> [TASK] Copy out every record precisely.

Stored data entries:
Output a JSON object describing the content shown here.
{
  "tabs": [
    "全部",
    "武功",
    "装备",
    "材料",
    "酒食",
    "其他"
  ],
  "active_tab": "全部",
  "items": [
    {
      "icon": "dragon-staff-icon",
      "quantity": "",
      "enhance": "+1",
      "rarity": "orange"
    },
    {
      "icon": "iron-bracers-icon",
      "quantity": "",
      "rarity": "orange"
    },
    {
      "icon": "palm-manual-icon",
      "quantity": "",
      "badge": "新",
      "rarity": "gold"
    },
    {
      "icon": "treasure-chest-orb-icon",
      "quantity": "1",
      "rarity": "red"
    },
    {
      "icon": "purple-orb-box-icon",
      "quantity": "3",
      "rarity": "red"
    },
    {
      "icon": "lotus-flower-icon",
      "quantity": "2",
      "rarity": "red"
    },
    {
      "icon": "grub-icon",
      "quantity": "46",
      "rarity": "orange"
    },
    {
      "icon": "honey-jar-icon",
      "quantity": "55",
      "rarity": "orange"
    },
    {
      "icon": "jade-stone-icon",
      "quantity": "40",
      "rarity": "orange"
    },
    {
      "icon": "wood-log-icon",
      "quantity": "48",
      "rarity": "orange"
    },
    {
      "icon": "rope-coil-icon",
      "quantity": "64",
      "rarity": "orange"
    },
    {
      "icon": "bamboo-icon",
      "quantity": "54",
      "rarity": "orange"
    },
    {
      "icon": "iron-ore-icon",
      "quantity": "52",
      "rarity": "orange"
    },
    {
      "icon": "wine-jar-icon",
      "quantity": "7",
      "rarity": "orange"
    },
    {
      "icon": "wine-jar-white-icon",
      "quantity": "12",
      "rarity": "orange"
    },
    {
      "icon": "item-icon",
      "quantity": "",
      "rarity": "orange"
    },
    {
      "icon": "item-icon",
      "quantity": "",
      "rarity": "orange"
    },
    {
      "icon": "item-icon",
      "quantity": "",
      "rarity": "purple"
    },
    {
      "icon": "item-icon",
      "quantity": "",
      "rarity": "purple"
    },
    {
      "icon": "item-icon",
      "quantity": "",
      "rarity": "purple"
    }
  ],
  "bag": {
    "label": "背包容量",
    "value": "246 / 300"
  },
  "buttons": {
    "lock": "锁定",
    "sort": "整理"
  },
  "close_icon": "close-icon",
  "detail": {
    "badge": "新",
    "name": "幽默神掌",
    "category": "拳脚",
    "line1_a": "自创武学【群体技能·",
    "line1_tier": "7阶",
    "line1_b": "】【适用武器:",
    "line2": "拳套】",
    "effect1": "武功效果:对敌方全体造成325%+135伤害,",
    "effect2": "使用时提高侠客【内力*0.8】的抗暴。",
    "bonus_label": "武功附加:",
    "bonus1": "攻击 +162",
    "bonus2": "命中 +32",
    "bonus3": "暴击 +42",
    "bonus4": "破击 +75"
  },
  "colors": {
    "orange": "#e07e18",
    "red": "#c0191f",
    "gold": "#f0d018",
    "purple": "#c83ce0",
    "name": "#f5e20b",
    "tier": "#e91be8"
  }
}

> [SOLUTION TO THE EXERCISE]
Output a JSON object describing the content shown here.
{
  "tabs": [
    "全部",
    "武功",
    "装备",
    "材料",
    "酒食",
    "其他"
  ],
  "active_tab": "全部",
  "items": [
    {
      "icon": "dragon-staff-icon",
      "quantity": "",
      "enhance": "+1",
      "rarity": "orange"
    },
    {
      "icon": "iron-bracers-icon",
      "quantity": "",
      "rarity": "orange"
    },
    {
      "icon": "palm-manual-icon",
      "quantity": "",
      "badge": "新",
      "rarity": "gold"
    },
    {
      "icon": "treasure-chest-orb-icon",
      "quantity": "1",
      "rarity": "red"
    },
    {
      "icon": "purple-orb-box-icon",
      "quantity": "3",
      "rarity": "red"
    },
    {
      "icon": "lotus-flower-icon",
      "quantity": "2",
      "rarity": "red"
    },
    {
      "icon": "grub-icon",
      "quantity": "46",
      "rarity": "orange"
    },
    {
      "icon": "honey-jar-icon",
      "quantity": "55",
      "rarity": "orange"
    },
    {
      "icon": "jade-stone-icon",
      "quantity": "40",
      "rarity": "orange"
    },
    {
      "icon": "wood-log-icon",
      "quantity": "48",
      "rarity": "orange"
    },
    {
      "icon": "rope-coil-icon",
      "quantity": "64",
      "rarity": "orange"
    },
    {
      "icon": "bamboo-icon",
      "quantity": "54",
      "rarity": "orange"
    },
    {
      "icon": "iron-ore-icon",
      "quantity": "52",
      "rarity": "orange"
    },
    {
      "icon": "wine-jar-icon",
      "quantity": "7",
      "rarity": "orange"
    },
    {
      "icon": "wine-jar-white-icon",
      "quantity": "12",
      "rarity": "orange"
    },
    {
      "icon": "item-icon",
      "quantity": "",
      "rarity": "orange"
    },
    {
      "icon": "item-icon",
      "quantity": "",
      "rarity": "orange"
    },
    {
      "icon": "item-icon",
      "quantity": "",
      "rarity": "purple"
    },
    {
      "icon": "item-icon",
      "quantity": "",
      "rarity": "purple"
    },
    {
      "icon": "item-icon",
      "quantity": "",
      "rarity": "purple"
    }
  ],
  "bag": {
    "label": "背包容量",
    "value": "246 / 300"
  },
  "buttons": {
    "lock": "锁定",
    "sort": "整理"
  },
  "close_icon": "close-icon",
  "detail": {
    "badge": "新",
    "name": "幽默神掌",
    "category": "拳脚",
    "line1_a": "自创武学【群体技能·",
    "line1_tier": "7阶",
    "line1_b": "】【适用武器:",
    "line2": "拳套】",
    "effect1": "武功效果:对敌方全体造成325%+135伤害,",
    "effect2": "使用时提高侠客【内力*0.8】的抗暴。",
    "bonus_label": "武功附加:",
    "bonus1": "攻击 +162",
    "bonus2": "命中 +32",
    "bonus3": "暴击 +42",
    "bonus4": "破击 +75"
  },
  "colors": {
    "orange": "#e07e18",
    "red": "#c0191f",
    "gold": "#f0d018",
    "purple": "#c83ce0",
    "name": "#f5e20b",
    "tier": "#e91be8"
  }
}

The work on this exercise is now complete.